* What you have to do:
Would you transcribe the whole listing exactly, minus its pictures?

* Source records:
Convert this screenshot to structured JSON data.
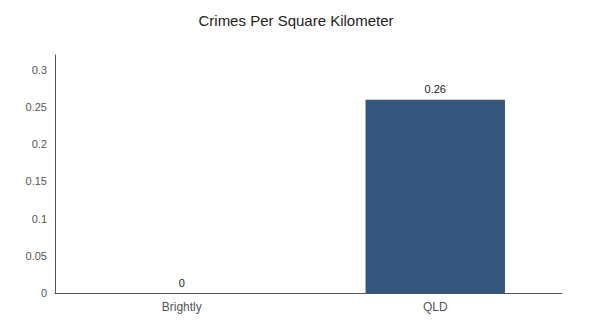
{
  "chart_data": {
    "type": "bar",
    "title": "Crimes Per Square Kilometer",
    "categories": [
      "Brightly",
      "QLD"
    ],
    "values": [
      0,
      0.26
    ],
    "color": "#35567d",
    "ylim": [
      0,
      0.32
    ],
    "yticks": [
      0,
      0.05,
      0.1,
      0.15,
      0.2,
      0.25,
      0.3
    ],
    "grid": false,
    "data_labels": true
  }
}
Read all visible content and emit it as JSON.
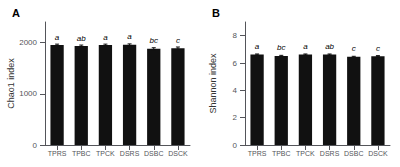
{
  "chart_data": [
    {
      "type": "bar",
      "title": "A",
      "categories": [
        "TPRS",
        "TPBC",
        "TPCK",
        "DSRS",
        "DSBC",
        "DSCK"
      ],
      "values": [
        1950,
        1930,
        1950,
        1955,
        1880,
        1890
      ],
      "errors": [
        18,
        20,
        18,
        18,
        18,
        22
      ],
      "annotations": [
        "a",
        "ab",
        "a",
        "a",
        "bc",
        "c"
      ],
      "ylabel": "Chao1 index",
      "ylim": [
        0,
        2400
      ],
      "yticks": [
        0,
        1000,
        2000
      ],
      "color": "#111111",
      "grid": false
    },
    {
      "type": "bar",
      "title": "B",
      "categories": [
        "TPRS",
        "TPBC",
        "TPCK",
        "DSRS",
        "DSBC",
        "DSCK"
      ],
      "values": [
        6.62,
        6.52,
        6.62,
        6.62,
        6.45,
        6.5
      ],
      "errors": [
        0.04,
        0.04,
        0.04,
        0.04,
        0.04,
        0.04
      ],
      "annotations": [
        "a",
        "bc",
        "a",
        "ab",
        "c",
        "c"
      ],
      "ylabel": "Shannon index",
      "ylim": [
        0,
        9.0
      ],
      "yticks": [
        0,
        2,
        4,
        6,
        8
      ],
      "color": "#111111",
      "grid": false
    }
  ]
}
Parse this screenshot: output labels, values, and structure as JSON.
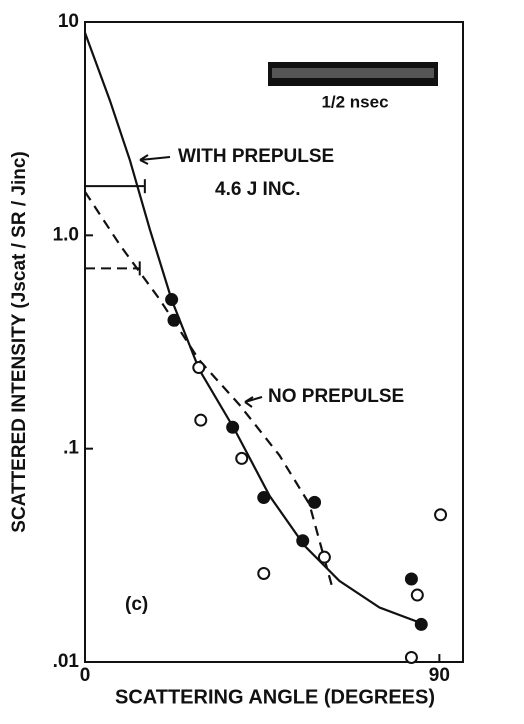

* Answer to the task:
Convert this screenshot to structured JSON data.
{
  "chart_data": {
    "type": "bar",
    "title": "Crimes Per Square Kilometer",
    "categories": [
      "Brightly",
      "QLD"
    ],
    "values": [
      0,
      0.26
    ],
    "color": "#35567d",
    "ylim": [
      0,
      0.32
    ],
    "yticks": [
      0,
      0.05,
      0.1,
      0.15,
      0.2,
      0.25,
      0.3
    ],
    "grid": false,
    "data_labels": true
  }
}
Read all visible content and emit it as JSON.
{
  "chart_data": [
    {
      "type": "bar",
      "title": "A",
      "categories": [
        "TPRS",
        "TPBC",
        "TPCK",
        "DSRS",
        "DSBC",
        "DSCK"
      ],
      "values": [
        1950,
        1930,
        1950,
        1955,
        1880,
        1890
      ],
      "errors": [
        18,
        20,
        18,
        18,
        18,
        22
      ],
      "annotations": [
        "a",
        "ab",
        "a",
        "a",
        "bc",
        "c"
      ],
      "ylabel": "Chao1 index",
      "ylim": [
        0,
        2400
      ],
      "yticks": [
        0,
        1000,
        2000
      ],
      "color": "#111111",
      "grid": false
    },
    {
      "type": "bar",
      "title": "B",
      "categories": [
        "TPRS",
        "TPBC",
        "TPCK",
        "DSRS",
        "DSBC",
        "DSCK"
      ],
      "values": [
        6.62,
        6.52,
        6.62,
        6.62,
        6.45,
        6.5
      ],
      "errors": [
        0.04,
        0.04,
        0.04,
        0.04,
        0.04,
        0.04
      ],
      "annotations": [
        "a",
        "bc",
        "a",
        "ab",
        "c",
        "c"
      ],
      "ylabel": "Shannon index",
      "ylim": [
        0,
        9.0
      ],
      "yticks": [
        0,
        2,
        4,
        6,
        8
      ],
      "color": "#111111",
      "grid": false
    }
  ]
}
Parse this screenshot: output labels, values, and structure as JSON.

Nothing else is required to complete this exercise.